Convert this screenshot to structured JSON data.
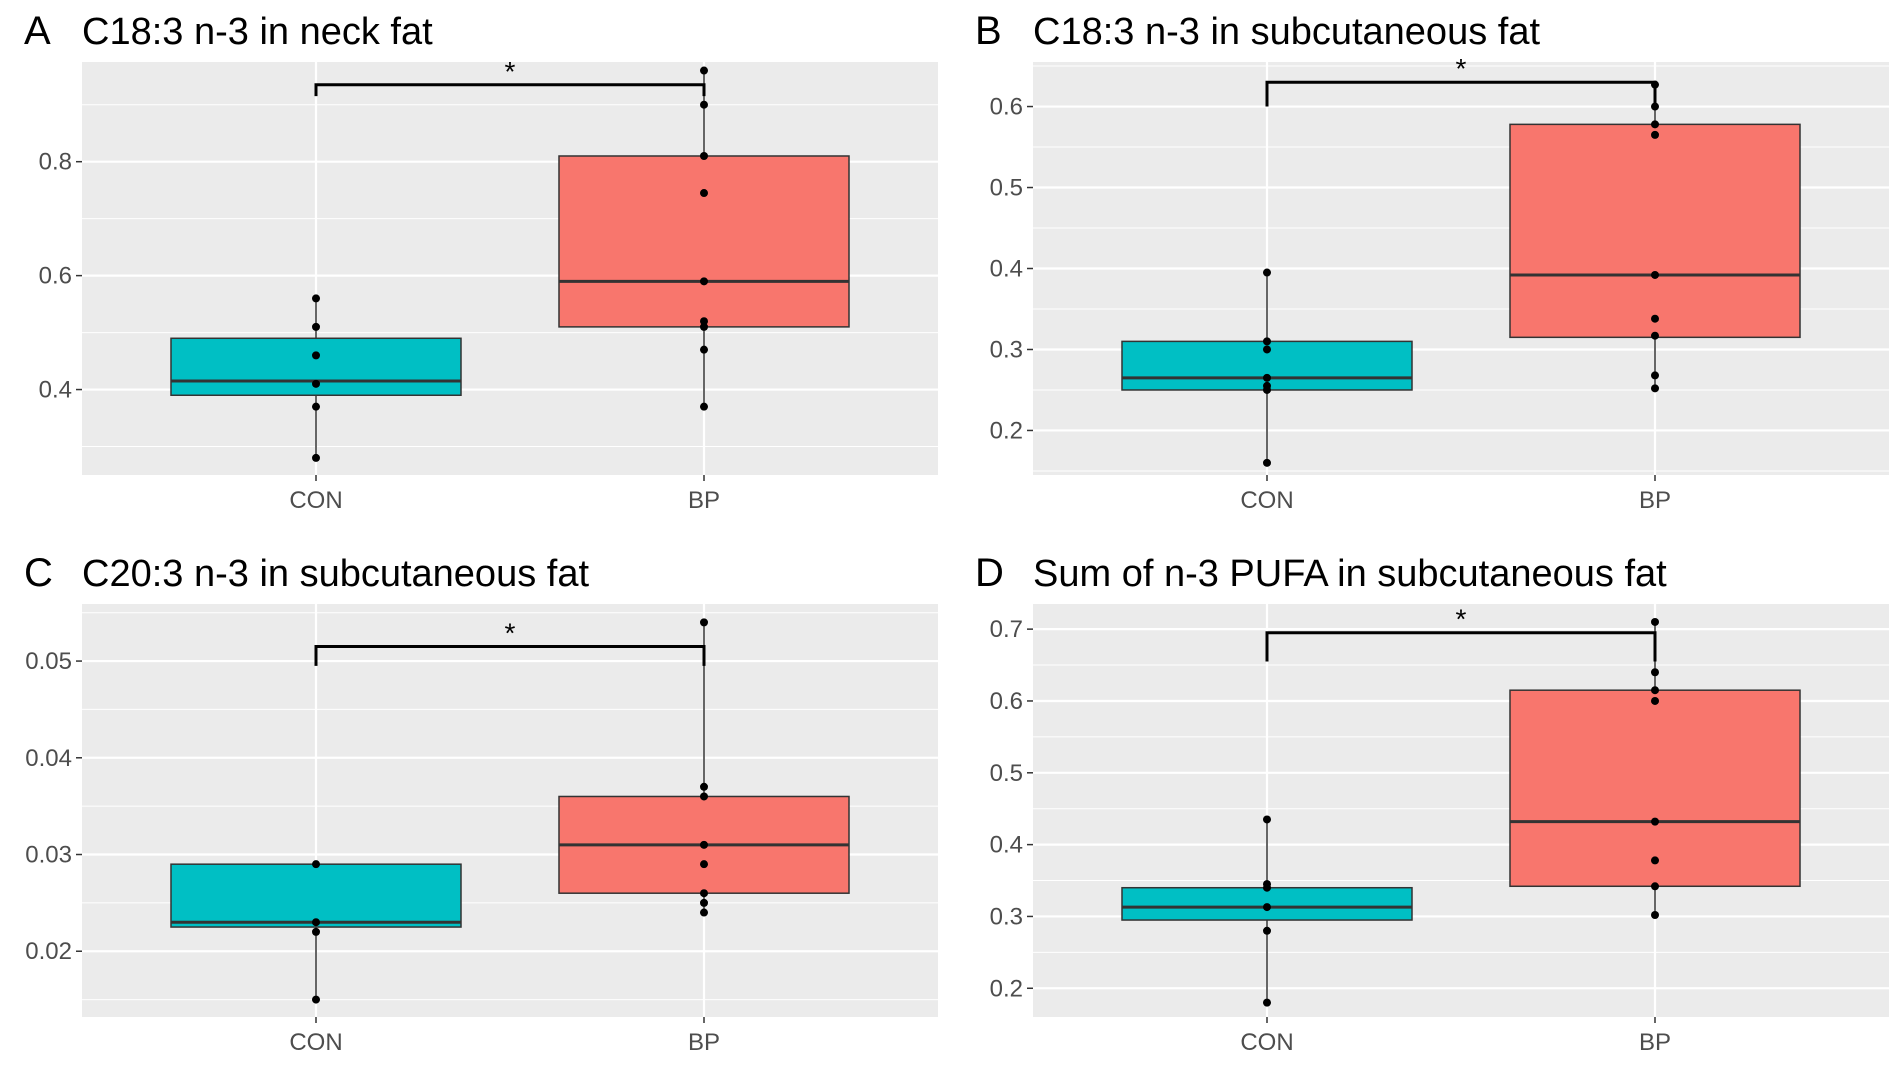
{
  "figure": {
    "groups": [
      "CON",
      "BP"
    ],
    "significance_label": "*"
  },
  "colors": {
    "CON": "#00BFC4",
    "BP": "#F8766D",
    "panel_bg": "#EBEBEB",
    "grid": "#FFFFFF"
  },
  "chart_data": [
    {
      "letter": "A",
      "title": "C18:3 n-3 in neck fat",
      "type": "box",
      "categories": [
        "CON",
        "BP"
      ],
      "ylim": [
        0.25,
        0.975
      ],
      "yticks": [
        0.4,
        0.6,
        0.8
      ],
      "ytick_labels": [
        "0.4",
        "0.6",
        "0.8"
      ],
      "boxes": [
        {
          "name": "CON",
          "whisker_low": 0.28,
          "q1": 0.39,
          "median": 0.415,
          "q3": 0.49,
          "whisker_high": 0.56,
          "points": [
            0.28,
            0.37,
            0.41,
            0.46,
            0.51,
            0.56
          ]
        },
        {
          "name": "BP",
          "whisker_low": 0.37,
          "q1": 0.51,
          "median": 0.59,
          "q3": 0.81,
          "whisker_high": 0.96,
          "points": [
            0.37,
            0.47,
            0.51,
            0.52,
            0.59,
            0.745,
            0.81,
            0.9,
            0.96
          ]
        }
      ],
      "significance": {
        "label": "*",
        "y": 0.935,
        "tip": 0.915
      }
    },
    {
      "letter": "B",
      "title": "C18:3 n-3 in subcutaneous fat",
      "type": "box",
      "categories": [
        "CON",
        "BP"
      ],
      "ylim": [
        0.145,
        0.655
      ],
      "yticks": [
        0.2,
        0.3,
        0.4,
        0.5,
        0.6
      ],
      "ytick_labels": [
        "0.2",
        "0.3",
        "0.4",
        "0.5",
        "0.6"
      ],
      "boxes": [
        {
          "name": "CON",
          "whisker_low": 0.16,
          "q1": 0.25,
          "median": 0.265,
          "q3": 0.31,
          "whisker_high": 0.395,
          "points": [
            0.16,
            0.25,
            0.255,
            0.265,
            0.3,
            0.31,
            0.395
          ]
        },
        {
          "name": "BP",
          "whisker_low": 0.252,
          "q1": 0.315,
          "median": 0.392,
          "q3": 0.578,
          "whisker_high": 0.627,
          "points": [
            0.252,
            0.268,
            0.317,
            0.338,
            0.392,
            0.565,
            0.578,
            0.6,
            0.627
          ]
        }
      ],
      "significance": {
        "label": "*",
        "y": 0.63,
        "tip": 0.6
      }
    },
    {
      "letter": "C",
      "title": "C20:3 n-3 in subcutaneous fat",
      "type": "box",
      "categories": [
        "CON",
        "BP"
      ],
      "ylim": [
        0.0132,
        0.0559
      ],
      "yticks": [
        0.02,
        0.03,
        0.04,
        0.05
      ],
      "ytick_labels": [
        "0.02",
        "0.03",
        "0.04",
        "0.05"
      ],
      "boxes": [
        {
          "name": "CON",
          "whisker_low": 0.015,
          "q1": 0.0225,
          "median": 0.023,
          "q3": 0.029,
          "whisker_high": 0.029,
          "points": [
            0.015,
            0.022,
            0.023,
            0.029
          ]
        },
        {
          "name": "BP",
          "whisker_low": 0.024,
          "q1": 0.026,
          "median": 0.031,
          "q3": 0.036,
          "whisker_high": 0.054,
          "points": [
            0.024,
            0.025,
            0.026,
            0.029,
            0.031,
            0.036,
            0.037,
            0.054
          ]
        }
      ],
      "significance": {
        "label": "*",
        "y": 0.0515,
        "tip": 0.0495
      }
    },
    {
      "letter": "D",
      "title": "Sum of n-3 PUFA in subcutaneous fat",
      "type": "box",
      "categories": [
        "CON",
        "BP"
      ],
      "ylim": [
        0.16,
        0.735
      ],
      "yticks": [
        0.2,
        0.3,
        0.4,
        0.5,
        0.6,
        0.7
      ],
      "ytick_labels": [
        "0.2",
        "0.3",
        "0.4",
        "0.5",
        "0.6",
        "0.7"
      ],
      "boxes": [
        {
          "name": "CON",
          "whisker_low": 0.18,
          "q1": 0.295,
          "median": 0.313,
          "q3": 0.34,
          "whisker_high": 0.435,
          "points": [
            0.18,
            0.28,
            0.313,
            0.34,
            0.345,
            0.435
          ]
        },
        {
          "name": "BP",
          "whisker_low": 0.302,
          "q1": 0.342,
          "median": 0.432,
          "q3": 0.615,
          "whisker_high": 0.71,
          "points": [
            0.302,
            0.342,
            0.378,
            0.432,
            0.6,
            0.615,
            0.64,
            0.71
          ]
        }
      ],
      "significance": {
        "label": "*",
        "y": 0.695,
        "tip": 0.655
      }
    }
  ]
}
□ □ □ □ □
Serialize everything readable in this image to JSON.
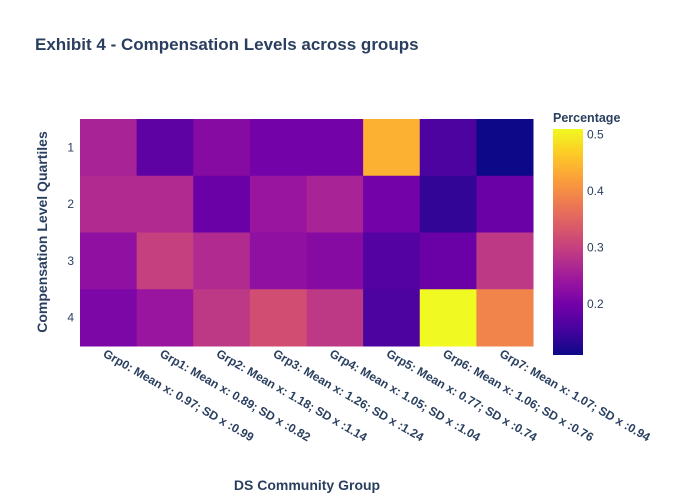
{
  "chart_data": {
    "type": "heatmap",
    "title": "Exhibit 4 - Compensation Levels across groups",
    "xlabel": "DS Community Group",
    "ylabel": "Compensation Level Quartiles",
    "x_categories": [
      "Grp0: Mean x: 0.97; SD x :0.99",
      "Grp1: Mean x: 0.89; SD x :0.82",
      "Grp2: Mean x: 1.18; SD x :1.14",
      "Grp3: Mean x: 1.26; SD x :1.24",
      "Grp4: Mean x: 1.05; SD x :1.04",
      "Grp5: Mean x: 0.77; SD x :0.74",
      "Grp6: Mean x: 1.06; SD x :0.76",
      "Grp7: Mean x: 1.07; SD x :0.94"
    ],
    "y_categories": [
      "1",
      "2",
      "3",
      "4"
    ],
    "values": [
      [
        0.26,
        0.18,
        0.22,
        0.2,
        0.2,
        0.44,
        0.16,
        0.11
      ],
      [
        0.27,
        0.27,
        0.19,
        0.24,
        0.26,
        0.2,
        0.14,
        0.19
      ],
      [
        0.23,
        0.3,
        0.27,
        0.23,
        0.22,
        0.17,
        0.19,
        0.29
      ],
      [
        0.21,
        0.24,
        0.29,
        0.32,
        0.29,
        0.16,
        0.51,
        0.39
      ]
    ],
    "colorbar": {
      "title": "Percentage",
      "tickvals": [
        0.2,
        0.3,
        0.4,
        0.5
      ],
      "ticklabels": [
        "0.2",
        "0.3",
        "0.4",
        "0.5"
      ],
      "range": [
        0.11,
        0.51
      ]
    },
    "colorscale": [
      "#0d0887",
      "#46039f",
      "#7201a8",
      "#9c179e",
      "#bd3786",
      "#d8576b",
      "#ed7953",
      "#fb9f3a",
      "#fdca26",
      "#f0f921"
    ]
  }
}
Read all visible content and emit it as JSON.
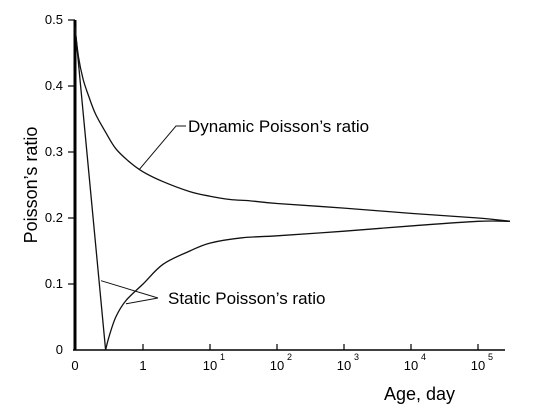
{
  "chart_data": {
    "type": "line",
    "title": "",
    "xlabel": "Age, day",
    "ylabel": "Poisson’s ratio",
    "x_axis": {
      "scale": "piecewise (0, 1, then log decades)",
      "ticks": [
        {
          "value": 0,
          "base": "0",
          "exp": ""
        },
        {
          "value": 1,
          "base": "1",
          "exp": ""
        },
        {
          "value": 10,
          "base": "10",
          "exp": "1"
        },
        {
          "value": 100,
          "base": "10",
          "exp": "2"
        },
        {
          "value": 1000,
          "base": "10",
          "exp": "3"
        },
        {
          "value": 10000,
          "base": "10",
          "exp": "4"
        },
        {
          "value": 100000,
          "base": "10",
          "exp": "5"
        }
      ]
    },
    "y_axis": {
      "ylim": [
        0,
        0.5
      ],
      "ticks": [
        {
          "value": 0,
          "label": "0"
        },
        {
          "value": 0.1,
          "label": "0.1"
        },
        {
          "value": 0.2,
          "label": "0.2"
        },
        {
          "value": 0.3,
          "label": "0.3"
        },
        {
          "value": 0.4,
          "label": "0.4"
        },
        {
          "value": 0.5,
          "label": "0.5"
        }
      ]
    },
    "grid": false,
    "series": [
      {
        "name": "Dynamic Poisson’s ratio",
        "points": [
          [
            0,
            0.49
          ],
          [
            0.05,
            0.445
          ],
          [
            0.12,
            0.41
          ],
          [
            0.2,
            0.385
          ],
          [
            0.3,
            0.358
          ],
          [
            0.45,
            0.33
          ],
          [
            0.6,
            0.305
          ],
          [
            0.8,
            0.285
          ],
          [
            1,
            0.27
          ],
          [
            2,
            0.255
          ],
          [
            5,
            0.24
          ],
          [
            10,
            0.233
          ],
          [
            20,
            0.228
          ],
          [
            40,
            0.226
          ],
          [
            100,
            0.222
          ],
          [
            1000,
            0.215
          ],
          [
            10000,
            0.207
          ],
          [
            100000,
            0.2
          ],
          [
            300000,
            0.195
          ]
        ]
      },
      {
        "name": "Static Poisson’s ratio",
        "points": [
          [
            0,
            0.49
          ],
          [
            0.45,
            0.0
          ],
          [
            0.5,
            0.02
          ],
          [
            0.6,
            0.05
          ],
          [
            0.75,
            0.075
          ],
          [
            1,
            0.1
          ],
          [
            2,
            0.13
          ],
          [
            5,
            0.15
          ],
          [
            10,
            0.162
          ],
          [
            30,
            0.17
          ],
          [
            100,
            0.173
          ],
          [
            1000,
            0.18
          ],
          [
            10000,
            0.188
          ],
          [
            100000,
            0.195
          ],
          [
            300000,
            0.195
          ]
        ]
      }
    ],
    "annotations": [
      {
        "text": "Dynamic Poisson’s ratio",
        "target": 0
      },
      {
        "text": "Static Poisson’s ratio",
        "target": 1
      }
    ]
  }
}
□ □ □ □ □
The exercise. Filter for "Poisson". Return all lines that hold it.

Solution for this exercise.
    "ylabel": "Poisson’s ratio",
        "name": "Dynamic Poisson’s ratio",
        "name": "Static Poisson’s ratio",
        "text": "Dynamic Poisson’s ratio",
        "text": "Static Poisson’s ratio",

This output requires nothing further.